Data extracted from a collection

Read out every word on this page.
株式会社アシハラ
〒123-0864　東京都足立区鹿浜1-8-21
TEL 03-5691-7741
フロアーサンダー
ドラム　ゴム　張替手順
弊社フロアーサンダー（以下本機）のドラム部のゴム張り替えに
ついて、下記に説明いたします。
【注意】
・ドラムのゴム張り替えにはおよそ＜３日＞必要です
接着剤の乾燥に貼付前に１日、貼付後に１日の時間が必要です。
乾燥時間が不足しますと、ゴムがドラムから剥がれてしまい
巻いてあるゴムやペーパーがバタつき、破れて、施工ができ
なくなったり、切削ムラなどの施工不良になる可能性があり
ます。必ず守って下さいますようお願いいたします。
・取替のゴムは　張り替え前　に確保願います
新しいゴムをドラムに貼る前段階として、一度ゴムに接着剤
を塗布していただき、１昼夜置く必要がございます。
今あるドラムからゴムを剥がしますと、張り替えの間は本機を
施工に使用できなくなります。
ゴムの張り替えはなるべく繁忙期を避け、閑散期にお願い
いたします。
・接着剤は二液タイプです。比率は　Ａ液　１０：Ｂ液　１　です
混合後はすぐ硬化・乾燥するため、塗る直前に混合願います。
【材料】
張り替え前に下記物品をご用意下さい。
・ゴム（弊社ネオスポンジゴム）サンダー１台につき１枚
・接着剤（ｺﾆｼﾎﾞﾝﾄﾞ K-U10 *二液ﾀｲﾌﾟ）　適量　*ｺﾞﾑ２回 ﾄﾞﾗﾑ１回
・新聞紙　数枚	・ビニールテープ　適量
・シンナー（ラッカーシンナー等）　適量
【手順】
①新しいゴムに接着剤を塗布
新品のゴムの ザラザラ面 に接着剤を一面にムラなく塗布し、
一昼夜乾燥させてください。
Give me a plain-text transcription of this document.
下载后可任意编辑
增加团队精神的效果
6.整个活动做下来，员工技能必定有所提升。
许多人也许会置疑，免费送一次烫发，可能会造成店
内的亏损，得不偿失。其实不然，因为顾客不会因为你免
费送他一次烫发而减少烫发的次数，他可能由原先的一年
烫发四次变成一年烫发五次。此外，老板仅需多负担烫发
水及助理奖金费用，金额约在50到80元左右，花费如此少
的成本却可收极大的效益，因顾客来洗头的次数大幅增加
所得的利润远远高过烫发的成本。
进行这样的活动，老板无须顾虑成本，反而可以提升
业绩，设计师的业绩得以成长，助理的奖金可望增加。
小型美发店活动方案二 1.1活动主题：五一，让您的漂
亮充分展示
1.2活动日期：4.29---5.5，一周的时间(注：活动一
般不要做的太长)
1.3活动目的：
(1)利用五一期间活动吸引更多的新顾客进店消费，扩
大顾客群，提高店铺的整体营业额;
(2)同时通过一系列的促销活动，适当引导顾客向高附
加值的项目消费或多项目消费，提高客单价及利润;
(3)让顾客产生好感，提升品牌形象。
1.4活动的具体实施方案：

▶ [What the task asks]
Print the material verbatim, all of it.

▶ [Response below]
Read out every word on this page.
株式会社アシハラ
〒123-0864　東京都足立区鹿浜1-8-21
TEL 03-5691-7741
フロアーサンダー
ドラム　ゴム　張替手順
弊社フロアーサンダー（以下本機）のドラム部のゴム張り替えに
ついて、下記に説明いたします。
【注意】
・ドラムのゴム張り替えにはおよそ＜３日＞必要です
接着剤の乾燥に貼付前に１日、貼付後に１日の時間が必要です。
乾燥時間が不足しますと、ゴムがドラムから剥がれてしまい
巻いてあるゴムやペーパーがバタつき、破れて、施工ができ
なくなったり、切削ムラなどの施工不良になる可能性があり
ます。必ず守って下さいますようお願いいたします。
・取替のゴムは　張り替え前　に確保願います
新しいゴムをドラムに貼る前段階として、一度ゴムに接着剤
を塗布していただき、１昼夜置く必要がございます。
今あるドラムからゴムを剥がしますと、張り替えの間は本機を
施工に使用できなくなります。
ゴムの張り替えはなるべく繁忙期を避け、閑散期にお願い
いたします。
・接着剤は二液タイプです。比率は　Ａ液　１０：Ｂ液　１　です
混合後はすぐ硬化・乾燥するため、塗る直前に混合願います。
【材料】
張り替え前に下記物品をご用意下さい。
・ゴム（弊社ネオスポンジゴム）サンダー１台につき１枚
・接着剤（ｺﾆｼﾎﾞﾝﾄﾞ K-U10 *二液ﾀｲﾌﾟ）　適量　*ｺﾞﾑ２回 ﾄﾞﾗﾑ１回
・新聞紙　数枚	・ビニールテープ　適量
・シンナー（ラッカーシンナー等）　適量
【手順】
①新しいゴムに接着剤を塗布
新品のゴムの ザラザラ面 に接着剤を一面にムラなく塗布し、
一昼夜乾燥させてください。
Give me a plain-text transcription of this document.
下载后可任意编辑
增加团队精神的效果
6.整个活动做下来，员工技能必定有所提升。
许多人也许会置疑，免费送一次烫发，可能会造成店
内的亏损，得不偿失。其实不然，因为顾客不会因为你免
费送他一次烫发而减少烫发的次数，他可能由原先的一年
烫发四次变成一年烫发五次。此外，老板仅需多负担烫发
水及助理奖金费用，金额约在50到80元左右，花费如此少
的成本却可收极大的效益，因顾客来洗头的次数大幅增加
所得的利润远远高过烫发的成本。
进行这样的活动，老板无须顾虑成本，反而可以提升
业绩，设计师的业绩得以成长，助理的奖金可望增加。
小型美发店活动方案二 1.1活动主题：五一，让您的漂
亮充分展示
1.2活动日期：4.29---5.5，一周的时间(注：活动一
般不要做的太长)
1.3活动目的：
(1)利用五一期间活动吸引更多的新顾客进店消费，扩
大顾客群，提高店铺的整体营业额;
(2)同时通过一系列的促销活动，适当引导顾客向高附
加值的项目消费或多项目消费，提高客单价及利润;
(3)让顾客产生好感，提升品牌形象。
1.4活动的具体实施方案：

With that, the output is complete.